Source data
====

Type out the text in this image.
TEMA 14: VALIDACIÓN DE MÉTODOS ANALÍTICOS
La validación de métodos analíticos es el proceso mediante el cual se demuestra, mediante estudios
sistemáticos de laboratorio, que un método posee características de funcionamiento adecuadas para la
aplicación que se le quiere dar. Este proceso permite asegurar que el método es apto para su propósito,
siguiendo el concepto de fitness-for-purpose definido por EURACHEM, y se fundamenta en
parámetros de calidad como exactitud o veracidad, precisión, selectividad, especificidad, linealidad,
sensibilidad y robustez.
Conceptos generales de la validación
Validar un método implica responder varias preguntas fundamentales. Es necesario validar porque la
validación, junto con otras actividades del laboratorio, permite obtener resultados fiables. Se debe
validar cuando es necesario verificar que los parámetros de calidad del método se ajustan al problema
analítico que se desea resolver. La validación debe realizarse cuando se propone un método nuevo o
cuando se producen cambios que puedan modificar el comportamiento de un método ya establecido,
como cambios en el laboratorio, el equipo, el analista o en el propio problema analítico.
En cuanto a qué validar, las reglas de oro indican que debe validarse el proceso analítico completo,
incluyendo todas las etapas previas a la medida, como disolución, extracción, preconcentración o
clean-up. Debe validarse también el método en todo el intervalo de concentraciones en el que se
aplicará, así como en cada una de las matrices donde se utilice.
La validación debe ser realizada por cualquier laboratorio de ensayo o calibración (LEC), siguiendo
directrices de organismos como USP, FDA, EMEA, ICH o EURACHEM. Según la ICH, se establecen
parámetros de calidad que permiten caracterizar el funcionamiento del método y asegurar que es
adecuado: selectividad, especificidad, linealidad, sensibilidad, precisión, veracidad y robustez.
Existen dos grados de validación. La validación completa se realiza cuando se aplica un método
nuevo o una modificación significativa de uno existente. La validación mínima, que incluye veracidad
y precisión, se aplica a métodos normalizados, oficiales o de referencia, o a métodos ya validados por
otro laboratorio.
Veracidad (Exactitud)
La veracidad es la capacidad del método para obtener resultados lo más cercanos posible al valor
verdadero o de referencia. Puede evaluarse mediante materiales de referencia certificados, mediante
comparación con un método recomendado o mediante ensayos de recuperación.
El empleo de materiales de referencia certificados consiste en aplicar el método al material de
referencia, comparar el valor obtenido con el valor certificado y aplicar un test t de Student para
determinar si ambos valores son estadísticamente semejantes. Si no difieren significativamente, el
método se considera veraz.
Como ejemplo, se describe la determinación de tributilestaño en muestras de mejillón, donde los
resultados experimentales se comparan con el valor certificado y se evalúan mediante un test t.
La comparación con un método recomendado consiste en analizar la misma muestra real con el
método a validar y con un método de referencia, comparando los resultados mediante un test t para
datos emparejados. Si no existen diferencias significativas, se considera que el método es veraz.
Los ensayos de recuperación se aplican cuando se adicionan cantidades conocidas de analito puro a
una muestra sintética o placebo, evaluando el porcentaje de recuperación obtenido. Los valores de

====

→ Do this
Among the lines above, how many contain the string "mediante"? State the number alone.

→ Finished task
5